Aim:
Write out all of the data exactly as it appears.

Stored data:
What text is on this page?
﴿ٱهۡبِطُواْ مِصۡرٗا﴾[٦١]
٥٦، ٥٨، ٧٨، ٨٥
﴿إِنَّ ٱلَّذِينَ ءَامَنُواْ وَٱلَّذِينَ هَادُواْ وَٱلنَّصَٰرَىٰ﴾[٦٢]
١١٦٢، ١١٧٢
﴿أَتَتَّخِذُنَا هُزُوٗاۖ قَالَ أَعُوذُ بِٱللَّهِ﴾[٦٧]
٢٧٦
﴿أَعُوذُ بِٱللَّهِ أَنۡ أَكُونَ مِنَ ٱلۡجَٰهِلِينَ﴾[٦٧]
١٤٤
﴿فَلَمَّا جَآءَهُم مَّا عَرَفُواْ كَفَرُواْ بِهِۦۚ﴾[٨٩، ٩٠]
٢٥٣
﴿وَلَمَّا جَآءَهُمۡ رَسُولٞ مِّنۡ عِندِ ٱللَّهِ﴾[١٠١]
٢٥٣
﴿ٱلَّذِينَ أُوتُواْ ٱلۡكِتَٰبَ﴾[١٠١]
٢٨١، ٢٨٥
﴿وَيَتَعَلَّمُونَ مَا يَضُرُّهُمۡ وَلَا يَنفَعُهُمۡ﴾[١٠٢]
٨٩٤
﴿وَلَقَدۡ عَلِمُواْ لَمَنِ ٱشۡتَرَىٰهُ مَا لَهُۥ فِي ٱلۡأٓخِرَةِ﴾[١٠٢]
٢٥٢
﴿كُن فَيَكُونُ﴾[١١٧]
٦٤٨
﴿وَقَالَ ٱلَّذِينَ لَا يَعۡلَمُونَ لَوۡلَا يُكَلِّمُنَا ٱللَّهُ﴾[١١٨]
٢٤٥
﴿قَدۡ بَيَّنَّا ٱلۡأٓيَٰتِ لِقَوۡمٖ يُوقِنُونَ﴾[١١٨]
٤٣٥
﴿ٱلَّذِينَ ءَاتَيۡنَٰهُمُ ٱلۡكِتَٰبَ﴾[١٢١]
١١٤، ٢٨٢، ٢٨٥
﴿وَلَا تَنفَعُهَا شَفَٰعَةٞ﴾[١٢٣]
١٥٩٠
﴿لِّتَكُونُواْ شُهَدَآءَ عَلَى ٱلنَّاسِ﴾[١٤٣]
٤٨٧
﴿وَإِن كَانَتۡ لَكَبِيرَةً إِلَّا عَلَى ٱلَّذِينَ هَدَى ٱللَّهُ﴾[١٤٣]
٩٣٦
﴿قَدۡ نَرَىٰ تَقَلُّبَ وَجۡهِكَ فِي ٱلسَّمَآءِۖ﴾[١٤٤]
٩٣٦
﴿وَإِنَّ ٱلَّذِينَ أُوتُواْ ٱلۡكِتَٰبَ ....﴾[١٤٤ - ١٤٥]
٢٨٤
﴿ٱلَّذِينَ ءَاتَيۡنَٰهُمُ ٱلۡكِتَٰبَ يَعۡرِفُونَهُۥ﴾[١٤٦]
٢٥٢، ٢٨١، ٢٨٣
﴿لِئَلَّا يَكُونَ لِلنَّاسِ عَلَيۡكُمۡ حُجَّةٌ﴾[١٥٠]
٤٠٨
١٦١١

Finished exercise:
What text is on this page?
﴿ٱهۡبِطُواْ مِصۡرٗا﴾[٦١]
٥٦، ٥٨، ٧٨، ٨٥
﴿إِنَّ ٱلَّذِينَ ءَامَنُواْ وَٱلَّذِينَ هَادُواْ وَٱلنَّصَٰرَىٰ﴾[٦٢]
١١٦٢، ١١٧٢
﴿أَتَتَّخِذُنَا هُزُوٗاۖ قَالَ أَعُوذُ بِٱللَّهِ﴾[٦٧]
٢٧٦
﴿أَعُوذُ بِٱللَّهِ أَنۡ أَكُونَ مِنَ ٱلۡجَٰهِلِينَ﴾[٦٧]
١٤٤
﴿فَلَمَّا جَآءَهُم مَّا عَرَفُواْ كَفَرُواْ بِهِۦۚ﴾[٨٩، ٩٠]
٢٥٣
﴿وَلَمَّا جَآءَهُمۡ رَسُولٞ مِّنۡ عِندِ ٱللَّهِ﴾[١٠١]
٢٥٣
﴿ٱلَّذِينَ أُوتُواْ ٱلۡكِتَٰبَ﴾[١٠١]
٢٨١، ٢٨٥
﴿وَيَتَعَلَّمُونَ مَا يَضُرُّهُمۡ وَلَا يَنفَعُهُمۡ﴾[١٠٢]
٨٩٤
﴿وَلَقَدۡ عَلِمُواْ لَمَنِ ٱشۡتَرَىٰهُ مَا لَهُۥ فِي ٱلۡأٓخِرَةِ﴾[١٠٢]
٢٥٢
﴿كُن فَيَكُونُ﴾[١١٧]
٦٤٨
﴿وَقَالَ ٱلَّذِينَ لَا يَعۡلَمُونَ لَوۡلَا يُكَلِّمُنَا ٱللَّهُ﴾[١١٨]
٢٤٥
﴿قَدۡ بَيَّنَّا ٱلۡأٓيَٰتِ لِقَوۡمٖ يُوقِنُونَ﴾[١١٨]
٤٣٥
﴿ٱلَّذِينَ ءَاتَيۡنَٰهُمُ ٱلۡكِتَٰبَ﴾[١٢١]
١١٤، ٢٨٢، ٢٨٥
﴿وَلَا تَنفَعُهَا شَفَٰعَةٞ﴾[١٢٣]
١٥٩٠
﴿لِّتَكُونُواْ شُهَدَآءَ عَلَى ٱلنَّاسِ﴾[١٤٣]
٤٨٧
﴿وَإِن كَانَتۡ لَكَبِيرَةً إِلَّا عَلَى ٱلَّذِينَ هَدَى ٱللَّهُ﴾[١٤٣]
٩٣٦
﴿قَدۡ نَرَىٰ تَقَلُّبَ وَجۡهِكَ فِي ٱلسَّمَآءِۖ﴾[١٤٤]
٩٣٦
﴿وَإِنَّ ٱلَّذِينَ أُوتُواْ ٱلۡكِتَٰبَ ....﴾[١٤٤ - ١٤٥]
٢٨٤
﴿ٱلَّذِينَ ءَاتَيۡنَٰهُمُ ٱلۡكِتَٰبَ يَعۡرِفُونَهُۥ﴾[١٤٦]
٢٥٢، ٢٨١، ٢٨٣
﴿لِئَلَّا يَكُونَ لِلنَّاسِ عَلَيۡكُمۡ حُجَّةٌ﴾[١٥٠]
٤٠٨
١٦١١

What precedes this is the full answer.